TASK INSTRUCTIONS => Search the data for the word "Supply". Reproduce every line where it is found.

Data entries
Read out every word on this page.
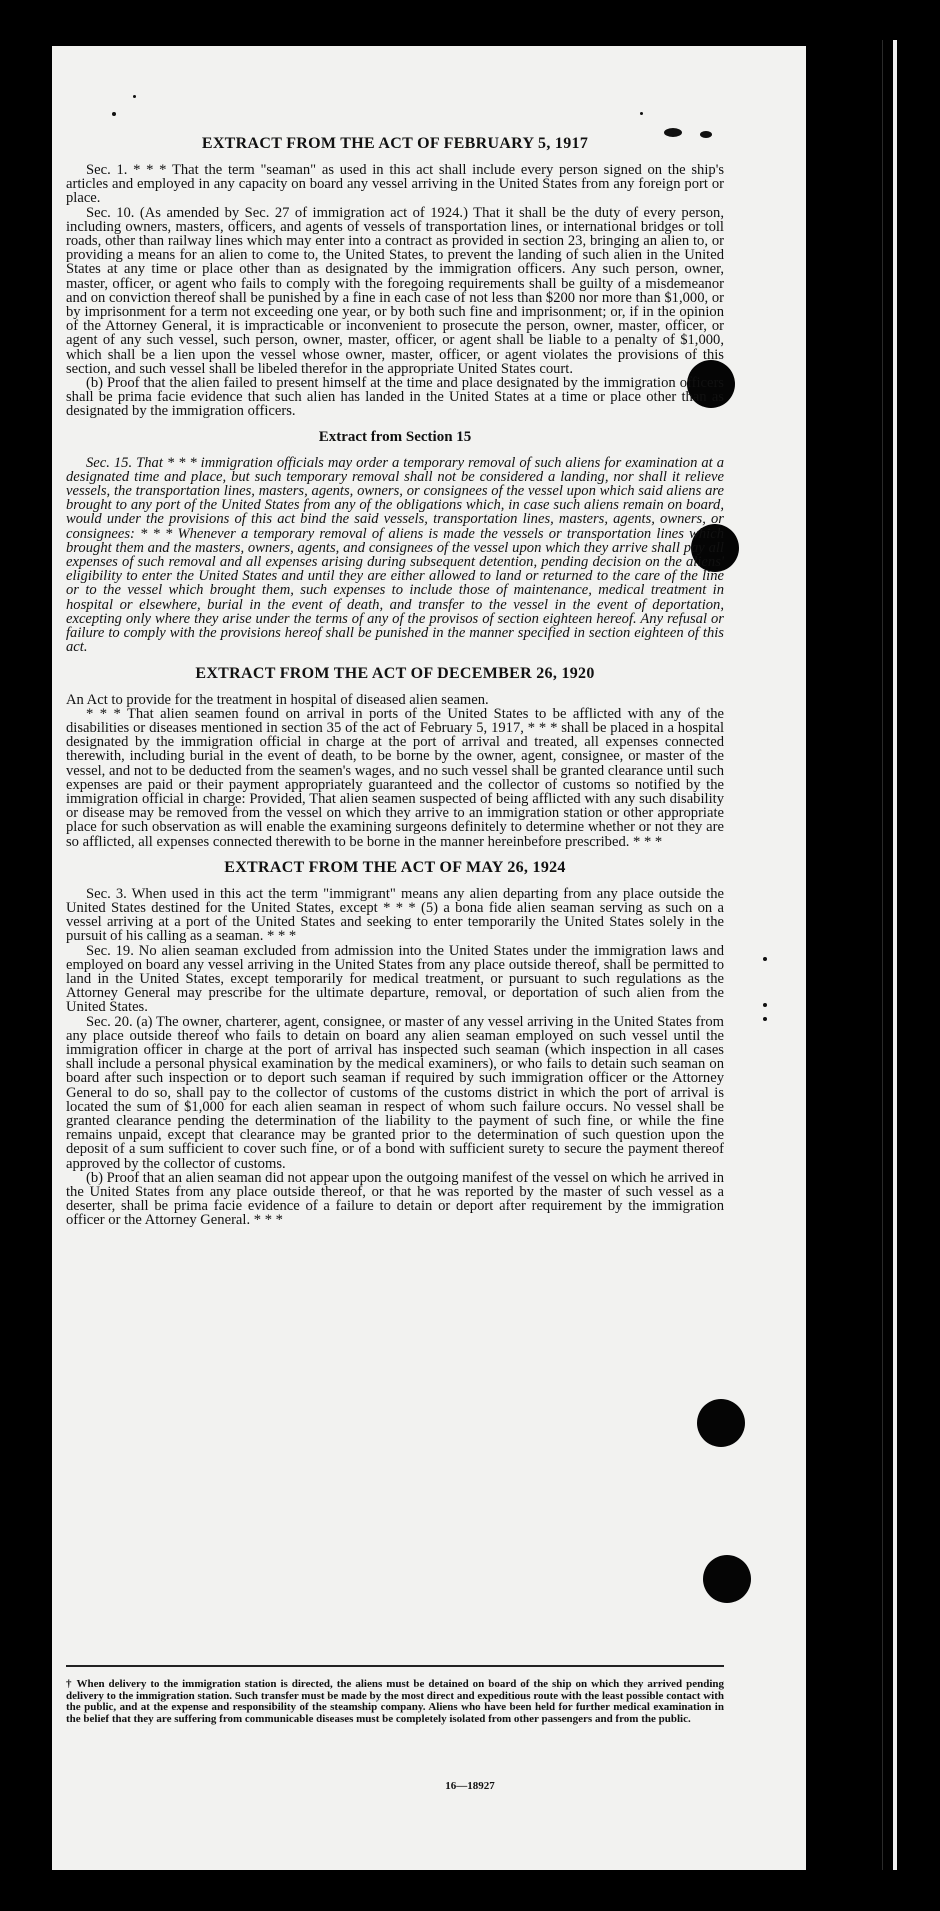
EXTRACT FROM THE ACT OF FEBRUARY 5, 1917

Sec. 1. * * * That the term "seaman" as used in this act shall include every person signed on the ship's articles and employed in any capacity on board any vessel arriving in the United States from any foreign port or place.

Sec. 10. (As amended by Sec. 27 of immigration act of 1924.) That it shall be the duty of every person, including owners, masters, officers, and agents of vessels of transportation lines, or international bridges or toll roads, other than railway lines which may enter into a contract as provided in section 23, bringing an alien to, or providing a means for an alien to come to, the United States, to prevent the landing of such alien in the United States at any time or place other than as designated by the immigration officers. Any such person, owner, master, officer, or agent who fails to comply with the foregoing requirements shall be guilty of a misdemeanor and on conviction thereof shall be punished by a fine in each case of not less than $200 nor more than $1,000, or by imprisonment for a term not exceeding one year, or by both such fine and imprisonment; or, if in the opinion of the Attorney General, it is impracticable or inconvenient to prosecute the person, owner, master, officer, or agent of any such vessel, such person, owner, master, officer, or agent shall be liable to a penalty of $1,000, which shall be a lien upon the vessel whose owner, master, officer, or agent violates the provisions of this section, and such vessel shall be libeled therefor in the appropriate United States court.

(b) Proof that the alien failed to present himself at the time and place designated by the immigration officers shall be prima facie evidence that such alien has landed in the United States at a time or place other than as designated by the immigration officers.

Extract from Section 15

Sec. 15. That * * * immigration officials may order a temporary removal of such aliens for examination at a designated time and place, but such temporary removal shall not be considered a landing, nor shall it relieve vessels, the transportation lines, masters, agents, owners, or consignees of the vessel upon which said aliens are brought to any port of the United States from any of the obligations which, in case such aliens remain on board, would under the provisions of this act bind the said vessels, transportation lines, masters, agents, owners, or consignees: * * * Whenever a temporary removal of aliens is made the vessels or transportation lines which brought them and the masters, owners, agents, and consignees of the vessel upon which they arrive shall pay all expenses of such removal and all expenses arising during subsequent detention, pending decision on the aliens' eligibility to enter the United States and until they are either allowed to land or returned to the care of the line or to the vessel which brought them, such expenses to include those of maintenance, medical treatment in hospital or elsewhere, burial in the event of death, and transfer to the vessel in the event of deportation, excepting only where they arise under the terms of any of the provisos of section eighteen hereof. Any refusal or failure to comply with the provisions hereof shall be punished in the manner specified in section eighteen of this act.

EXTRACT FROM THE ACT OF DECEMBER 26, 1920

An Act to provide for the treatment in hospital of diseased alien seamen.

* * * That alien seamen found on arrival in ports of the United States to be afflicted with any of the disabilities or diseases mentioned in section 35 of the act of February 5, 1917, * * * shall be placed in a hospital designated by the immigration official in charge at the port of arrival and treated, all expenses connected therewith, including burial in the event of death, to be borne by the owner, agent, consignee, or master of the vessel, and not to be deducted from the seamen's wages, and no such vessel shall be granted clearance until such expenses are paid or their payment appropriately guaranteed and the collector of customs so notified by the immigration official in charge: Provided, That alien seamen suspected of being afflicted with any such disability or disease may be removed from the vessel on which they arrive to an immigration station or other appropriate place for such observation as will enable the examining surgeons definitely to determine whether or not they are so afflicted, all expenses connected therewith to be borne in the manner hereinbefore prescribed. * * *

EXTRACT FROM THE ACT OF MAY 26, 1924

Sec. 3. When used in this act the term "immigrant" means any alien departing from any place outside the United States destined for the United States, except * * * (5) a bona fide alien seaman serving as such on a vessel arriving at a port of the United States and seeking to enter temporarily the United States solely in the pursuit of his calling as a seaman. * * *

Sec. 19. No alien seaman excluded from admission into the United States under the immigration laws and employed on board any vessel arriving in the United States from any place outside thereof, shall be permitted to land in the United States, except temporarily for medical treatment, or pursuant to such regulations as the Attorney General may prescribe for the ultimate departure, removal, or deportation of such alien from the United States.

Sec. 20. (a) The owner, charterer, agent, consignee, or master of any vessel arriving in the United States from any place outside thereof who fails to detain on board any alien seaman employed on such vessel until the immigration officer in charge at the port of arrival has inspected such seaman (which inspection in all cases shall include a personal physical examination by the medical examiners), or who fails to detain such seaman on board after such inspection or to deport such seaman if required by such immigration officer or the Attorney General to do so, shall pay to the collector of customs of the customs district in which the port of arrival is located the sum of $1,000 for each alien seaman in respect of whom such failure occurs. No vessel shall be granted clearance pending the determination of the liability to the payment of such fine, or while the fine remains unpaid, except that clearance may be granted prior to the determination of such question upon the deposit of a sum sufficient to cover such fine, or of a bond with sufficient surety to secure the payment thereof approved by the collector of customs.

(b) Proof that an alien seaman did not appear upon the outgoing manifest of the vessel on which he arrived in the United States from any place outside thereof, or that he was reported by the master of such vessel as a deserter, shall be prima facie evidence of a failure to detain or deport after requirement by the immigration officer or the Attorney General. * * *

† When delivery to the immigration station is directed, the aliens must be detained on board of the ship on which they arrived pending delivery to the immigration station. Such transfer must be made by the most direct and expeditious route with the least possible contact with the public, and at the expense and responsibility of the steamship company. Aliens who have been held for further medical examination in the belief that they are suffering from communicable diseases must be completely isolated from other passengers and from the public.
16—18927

* * *

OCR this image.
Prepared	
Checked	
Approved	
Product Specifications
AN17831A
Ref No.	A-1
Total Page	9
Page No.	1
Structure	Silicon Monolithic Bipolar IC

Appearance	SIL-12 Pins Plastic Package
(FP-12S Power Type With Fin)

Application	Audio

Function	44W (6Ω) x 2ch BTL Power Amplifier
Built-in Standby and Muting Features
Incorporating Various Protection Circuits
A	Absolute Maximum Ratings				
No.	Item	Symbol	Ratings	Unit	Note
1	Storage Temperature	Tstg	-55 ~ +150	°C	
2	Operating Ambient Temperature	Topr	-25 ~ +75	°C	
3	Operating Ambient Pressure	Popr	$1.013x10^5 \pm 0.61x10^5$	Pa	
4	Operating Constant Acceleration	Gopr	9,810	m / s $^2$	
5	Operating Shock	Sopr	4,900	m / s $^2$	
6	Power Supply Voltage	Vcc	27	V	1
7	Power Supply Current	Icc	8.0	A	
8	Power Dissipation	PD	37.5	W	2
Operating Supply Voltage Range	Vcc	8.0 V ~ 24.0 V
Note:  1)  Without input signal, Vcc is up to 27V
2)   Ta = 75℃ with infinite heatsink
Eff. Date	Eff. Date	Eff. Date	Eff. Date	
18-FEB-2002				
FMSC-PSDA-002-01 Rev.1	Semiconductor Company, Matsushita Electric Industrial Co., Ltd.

RESULT OF THE EXERCISE =>
6	Power Supply Voltage	Vcc	27	V	1
7	Power Supply Current	Icc	8.0	A	
Operating Supply Voltage Range	Vcc	8.0 V ~ 24.0 V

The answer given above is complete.